▶ [SET PROBLEM]: Your task is to count the lines of the entries below that include the word "JSON" and to give only the resulting number.

▶ [RECORDS FOR THIS EXERCISE]:

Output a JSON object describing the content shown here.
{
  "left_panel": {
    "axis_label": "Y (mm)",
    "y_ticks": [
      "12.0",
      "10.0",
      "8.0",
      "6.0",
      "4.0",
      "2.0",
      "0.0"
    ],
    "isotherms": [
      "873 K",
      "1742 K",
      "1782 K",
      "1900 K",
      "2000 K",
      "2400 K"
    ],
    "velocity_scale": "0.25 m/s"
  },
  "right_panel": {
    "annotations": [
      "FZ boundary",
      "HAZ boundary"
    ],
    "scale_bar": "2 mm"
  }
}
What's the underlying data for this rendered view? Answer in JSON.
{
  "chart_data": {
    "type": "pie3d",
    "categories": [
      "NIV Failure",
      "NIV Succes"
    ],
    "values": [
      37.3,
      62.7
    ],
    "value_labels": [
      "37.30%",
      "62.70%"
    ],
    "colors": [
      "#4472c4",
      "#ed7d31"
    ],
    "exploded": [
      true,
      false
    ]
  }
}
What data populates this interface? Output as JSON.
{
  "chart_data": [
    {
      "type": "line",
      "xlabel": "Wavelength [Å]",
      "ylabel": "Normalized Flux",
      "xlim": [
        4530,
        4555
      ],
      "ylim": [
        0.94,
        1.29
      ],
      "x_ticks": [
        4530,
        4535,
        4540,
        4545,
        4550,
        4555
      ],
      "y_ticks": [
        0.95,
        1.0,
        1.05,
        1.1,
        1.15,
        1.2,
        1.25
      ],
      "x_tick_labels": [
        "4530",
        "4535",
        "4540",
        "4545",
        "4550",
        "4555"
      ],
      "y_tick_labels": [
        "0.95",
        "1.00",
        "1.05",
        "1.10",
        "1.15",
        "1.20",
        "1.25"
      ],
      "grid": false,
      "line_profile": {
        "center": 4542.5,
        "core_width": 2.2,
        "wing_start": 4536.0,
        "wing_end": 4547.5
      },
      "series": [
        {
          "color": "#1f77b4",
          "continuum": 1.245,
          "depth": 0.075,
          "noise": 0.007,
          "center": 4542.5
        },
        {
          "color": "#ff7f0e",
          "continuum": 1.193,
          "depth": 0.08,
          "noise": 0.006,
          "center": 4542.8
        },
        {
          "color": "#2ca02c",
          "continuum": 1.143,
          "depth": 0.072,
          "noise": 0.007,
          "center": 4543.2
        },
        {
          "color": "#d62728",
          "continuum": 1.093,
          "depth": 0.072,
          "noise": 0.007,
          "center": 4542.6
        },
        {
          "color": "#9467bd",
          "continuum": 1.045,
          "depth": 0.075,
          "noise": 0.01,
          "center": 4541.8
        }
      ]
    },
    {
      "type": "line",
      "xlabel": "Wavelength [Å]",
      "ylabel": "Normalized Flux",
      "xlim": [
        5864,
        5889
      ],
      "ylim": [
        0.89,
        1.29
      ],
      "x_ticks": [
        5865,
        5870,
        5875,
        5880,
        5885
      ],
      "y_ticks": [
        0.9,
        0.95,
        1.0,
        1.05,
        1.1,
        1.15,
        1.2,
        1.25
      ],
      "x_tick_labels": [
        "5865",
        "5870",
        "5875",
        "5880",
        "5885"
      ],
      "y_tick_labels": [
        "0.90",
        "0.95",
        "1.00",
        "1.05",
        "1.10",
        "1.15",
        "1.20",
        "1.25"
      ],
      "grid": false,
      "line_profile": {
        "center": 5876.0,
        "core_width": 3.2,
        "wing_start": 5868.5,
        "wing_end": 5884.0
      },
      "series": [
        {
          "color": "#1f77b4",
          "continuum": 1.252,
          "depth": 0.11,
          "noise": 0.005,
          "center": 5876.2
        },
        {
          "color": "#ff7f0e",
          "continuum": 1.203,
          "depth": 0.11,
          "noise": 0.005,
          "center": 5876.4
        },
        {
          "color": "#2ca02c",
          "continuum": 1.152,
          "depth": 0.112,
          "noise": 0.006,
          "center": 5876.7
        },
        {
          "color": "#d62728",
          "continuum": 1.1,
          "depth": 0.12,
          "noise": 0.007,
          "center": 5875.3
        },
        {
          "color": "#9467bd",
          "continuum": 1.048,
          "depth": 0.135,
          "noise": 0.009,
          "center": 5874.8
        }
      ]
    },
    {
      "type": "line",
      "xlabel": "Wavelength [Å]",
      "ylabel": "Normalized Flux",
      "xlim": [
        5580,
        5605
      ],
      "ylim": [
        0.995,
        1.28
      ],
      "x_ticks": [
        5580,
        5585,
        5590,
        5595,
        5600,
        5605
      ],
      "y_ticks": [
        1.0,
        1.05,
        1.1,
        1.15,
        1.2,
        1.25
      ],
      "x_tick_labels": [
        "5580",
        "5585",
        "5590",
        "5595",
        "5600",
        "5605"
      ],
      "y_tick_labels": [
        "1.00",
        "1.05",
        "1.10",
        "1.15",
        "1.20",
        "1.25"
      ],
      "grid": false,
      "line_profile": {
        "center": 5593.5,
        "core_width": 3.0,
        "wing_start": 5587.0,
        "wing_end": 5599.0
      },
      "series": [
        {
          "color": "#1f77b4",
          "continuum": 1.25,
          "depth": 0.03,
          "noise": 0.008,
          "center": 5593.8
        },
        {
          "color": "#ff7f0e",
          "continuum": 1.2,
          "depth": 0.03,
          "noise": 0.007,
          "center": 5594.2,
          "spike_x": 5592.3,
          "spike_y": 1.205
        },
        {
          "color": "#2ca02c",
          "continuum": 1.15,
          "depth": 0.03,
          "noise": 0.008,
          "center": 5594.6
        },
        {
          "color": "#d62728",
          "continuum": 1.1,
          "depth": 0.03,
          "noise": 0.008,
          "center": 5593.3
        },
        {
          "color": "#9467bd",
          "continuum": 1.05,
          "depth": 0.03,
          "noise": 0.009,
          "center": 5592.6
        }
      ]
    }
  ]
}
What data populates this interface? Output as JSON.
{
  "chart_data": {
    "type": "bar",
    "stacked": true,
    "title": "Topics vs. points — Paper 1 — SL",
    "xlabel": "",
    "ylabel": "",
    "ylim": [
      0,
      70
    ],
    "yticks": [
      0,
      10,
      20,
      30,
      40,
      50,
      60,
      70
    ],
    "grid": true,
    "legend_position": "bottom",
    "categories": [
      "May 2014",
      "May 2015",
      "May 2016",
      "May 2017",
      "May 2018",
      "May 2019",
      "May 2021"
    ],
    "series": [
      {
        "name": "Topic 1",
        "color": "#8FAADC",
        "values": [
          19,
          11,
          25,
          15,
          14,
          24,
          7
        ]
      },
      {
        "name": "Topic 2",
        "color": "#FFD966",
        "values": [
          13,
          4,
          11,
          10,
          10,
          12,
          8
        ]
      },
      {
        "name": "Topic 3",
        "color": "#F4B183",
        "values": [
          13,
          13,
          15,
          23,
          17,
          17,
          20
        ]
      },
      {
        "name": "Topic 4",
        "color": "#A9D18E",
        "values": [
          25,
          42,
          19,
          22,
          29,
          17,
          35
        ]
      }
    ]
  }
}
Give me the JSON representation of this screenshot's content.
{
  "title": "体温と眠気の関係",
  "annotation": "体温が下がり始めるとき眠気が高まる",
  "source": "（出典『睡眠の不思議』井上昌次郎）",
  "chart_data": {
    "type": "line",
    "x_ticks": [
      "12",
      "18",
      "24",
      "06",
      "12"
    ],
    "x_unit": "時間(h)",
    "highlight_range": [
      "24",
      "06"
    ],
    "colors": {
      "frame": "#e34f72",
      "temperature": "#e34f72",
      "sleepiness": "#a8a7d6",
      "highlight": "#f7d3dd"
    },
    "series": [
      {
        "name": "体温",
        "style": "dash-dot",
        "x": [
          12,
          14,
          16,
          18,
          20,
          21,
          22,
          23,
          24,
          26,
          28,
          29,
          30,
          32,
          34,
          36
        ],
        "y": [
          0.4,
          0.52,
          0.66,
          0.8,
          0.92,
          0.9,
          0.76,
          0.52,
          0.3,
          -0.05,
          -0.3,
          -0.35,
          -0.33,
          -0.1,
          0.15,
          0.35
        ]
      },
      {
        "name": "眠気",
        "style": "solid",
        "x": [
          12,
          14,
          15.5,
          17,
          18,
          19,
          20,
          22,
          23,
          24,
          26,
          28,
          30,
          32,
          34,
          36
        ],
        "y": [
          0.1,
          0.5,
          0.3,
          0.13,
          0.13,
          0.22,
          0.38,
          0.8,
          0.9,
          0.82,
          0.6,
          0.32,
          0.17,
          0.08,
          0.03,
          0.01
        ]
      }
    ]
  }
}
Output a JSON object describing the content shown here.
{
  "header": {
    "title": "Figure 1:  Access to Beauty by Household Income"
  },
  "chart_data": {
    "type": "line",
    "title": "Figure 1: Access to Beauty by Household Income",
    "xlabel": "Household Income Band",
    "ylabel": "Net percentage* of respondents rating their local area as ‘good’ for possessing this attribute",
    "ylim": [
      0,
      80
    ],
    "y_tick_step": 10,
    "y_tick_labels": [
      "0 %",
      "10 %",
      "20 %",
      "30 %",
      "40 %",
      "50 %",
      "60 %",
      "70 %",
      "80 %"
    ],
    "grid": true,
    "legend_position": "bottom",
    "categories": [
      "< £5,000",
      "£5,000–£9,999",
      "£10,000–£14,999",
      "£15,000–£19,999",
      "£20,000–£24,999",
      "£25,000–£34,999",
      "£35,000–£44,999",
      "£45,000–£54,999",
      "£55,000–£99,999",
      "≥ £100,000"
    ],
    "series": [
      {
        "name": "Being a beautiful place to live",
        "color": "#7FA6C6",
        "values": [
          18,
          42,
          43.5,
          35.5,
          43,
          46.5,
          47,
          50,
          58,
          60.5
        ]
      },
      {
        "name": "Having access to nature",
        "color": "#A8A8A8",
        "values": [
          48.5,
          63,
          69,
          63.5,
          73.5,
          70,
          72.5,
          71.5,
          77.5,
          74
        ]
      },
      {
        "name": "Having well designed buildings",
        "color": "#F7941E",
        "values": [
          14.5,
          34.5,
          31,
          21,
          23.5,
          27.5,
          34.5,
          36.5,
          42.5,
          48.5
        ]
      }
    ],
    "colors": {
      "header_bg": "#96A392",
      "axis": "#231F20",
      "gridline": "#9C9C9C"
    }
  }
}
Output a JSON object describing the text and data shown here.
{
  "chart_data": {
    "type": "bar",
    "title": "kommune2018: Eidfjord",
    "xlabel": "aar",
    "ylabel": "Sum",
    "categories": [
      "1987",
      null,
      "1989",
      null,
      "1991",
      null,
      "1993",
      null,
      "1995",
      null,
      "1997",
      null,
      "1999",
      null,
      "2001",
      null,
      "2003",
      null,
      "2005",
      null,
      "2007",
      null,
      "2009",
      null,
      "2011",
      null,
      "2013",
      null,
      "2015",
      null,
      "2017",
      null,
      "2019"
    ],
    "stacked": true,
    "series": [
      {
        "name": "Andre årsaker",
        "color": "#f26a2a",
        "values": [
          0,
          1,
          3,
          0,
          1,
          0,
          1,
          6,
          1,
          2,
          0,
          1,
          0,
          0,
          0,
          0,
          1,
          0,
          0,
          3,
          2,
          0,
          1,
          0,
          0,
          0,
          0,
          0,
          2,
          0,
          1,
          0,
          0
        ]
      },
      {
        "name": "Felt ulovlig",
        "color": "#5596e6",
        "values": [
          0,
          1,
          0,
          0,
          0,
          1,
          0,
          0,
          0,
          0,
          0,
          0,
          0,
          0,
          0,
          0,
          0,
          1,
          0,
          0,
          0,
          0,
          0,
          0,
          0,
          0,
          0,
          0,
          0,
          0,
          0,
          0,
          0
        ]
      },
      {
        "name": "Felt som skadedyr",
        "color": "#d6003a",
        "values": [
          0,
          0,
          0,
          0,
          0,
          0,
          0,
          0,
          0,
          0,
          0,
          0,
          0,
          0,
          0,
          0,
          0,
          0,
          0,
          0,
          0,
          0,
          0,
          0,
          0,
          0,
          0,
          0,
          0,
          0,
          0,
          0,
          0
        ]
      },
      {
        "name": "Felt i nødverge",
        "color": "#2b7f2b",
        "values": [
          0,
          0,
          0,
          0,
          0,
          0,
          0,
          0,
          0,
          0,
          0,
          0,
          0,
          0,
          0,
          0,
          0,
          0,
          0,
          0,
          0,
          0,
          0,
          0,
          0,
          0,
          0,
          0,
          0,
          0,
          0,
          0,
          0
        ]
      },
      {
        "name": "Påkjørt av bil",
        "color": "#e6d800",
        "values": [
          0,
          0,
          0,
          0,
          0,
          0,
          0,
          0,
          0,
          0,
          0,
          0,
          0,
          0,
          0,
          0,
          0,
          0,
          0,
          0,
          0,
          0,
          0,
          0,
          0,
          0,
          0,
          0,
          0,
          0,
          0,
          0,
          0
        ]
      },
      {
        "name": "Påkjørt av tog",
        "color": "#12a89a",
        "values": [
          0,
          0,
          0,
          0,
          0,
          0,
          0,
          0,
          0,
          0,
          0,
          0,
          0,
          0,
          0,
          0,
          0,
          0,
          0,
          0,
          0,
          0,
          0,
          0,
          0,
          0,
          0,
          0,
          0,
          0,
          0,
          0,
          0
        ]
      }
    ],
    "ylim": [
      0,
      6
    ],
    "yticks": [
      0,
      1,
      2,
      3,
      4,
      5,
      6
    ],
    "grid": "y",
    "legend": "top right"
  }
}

▶ [FULL ANSWER]: 7